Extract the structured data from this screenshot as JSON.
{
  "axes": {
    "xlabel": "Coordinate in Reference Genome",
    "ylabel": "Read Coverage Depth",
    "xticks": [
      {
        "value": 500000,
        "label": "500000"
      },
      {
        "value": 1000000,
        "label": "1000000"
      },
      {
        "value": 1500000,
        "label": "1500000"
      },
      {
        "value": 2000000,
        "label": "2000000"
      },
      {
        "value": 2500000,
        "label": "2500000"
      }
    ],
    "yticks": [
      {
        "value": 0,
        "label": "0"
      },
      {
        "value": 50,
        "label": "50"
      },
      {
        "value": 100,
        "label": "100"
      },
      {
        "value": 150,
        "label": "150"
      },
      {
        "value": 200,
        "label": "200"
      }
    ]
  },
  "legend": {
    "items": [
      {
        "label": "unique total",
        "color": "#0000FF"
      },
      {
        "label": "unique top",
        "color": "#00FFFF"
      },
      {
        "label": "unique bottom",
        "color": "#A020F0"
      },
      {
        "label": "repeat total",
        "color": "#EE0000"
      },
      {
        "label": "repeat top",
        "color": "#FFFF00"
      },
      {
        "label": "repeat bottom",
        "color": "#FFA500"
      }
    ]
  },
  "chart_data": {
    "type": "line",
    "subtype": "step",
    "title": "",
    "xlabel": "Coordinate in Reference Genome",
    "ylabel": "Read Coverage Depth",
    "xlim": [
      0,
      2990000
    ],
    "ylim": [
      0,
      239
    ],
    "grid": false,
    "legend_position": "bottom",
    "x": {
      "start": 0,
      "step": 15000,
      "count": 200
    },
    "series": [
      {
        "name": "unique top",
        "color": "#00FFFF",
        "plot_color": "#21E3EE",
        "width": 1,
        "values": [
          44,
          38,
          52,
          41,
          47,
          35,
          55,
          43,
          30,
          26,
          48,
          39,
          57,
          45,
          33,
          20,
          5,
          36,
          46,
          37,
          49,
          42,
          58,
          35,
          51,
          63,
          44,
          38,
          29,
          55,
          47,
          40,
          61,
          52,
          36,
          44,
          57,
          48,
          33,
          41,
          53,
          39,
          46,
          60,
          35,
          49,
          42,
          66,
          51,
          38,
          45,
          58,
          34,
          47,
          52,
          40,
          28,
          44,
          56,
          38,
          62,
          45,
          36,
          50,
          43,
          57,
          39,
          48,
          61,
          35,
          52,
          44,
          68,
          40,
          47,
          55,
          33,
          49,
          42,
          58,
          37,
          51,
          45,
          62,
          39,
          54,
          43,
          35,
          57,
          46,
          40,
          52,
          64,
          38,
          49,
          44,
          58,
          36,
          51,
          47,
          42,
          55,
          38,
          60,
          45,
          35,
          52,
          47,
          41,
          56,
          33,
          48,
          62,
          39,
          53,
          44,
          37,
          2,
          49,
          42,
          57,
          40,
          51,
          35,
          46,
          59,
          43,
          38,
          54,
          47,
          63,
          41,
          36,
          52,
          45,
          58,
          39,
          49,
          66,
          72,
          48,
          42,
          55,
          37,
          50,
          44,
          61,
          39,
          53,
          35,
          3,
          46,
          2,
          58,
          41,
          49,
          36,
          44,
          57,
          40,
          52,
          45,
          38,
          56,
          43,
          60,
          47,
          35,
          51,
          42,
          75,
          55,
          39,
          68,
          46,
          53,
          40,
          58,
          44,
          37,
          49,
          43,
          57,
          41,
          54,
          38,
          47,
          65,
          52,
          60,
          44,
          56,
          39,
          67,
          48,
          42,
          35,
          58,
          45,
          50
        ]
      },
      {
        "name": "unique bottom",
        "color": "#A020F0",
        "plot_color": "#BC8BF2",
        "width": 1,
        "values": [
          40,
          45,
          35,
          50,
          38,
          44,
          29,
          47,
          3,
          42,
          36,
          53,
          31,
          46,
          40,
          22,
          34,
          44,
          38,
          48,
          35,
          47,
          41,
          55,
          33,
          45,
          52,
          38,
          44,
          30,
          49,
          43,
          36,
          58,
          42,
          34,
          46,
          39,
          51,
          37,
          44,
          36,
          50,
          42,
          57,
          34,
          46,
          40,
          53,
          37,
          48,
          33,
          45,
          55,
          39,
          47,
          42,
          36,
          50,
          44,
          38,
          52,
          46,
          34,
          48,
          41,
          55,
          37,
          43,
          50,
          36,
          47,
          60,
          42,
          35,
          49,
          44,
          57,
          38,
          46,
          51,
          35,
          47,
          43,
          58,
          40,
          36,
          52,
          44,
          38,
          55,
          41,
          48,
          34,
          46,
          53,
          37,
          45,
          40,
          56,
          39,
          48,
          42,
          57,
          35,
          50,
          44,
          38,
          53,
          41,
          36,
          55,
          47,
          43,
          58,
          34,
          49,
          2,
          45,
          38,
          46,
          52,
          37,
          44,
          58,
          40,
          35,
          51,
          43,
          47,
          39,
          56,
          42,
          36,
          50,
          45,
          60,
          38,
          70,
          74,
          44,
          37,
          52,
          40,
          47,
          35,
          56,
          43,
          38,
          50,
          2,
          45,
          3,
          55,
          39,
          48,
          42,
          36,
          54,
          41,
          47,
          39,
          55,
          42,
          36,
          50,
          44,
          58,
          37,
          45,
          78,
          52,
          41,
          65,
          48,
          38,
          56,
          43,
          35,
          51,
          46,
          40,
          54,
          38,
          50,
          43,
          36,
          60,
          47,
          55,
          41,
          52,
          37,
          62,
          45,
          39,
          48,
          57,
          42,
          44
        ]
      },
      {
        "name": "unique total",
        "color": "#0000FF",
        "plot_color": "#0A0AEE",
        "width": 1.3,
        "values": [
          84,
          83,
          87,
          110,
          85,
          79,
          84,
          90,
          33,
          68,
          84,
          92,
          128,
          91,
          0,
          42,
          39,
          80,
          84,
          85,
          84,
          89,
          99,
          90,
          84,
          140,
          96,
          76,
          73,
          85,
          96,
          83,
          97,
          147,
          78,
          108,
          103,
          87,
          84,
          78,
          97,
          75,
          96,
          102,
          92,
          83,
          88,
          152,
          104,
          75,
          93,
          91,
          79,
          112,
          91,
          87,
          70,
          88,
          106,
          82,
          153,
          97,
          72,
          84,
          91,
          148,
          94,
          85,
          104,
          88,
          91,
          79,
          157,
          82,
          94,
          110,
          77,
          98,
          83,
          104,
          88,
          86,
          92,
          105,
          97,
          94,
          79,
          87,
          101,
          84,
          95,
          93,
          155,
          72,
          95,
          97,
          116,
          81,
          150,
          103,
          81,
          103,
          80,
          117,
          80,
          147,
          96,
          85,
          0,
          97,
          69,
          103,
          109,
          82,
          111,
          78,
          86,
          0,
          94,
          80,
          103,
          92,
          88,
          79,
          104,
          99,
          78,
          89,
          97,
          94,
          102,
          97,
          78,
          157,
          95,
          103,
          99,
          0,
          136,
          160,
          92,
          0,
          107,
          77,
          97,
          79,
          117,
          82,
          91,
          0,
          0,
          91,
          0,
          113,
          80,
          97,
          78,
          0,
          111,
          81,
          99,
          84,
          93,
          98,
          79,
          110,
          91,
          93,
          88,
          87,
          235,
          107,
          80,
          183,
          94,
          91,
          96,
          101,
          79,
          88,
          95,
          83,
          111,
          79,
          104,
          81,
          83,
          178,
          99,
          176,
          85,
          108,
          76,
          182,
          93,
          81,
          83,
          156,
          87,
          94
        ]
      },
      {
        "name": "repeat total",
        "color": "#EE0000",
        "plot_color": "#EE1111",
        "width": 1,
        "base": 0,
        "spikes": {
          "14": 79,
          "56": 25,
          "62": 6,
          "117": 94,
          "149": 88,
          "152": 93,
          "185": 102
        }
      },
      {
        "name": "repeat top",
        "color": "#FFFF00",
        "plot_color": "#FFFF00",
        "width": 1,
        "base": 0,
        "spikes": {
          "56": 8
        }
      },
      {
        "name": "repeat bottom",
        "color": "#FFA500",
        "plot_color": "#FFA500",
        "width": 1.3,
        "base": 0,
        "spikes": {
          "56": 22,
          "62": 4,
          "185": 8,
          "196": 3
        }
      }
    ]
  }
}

Problem statement ::
What lines of the material above include "repeat"? Copy each one.

Written answer ::
        "label": "repeat total",
        "label": "repeat top",
        "label": "repeat bottom",
        "name": "repeat total",
        "name": "repeat top",
        "name": "repeat bottom",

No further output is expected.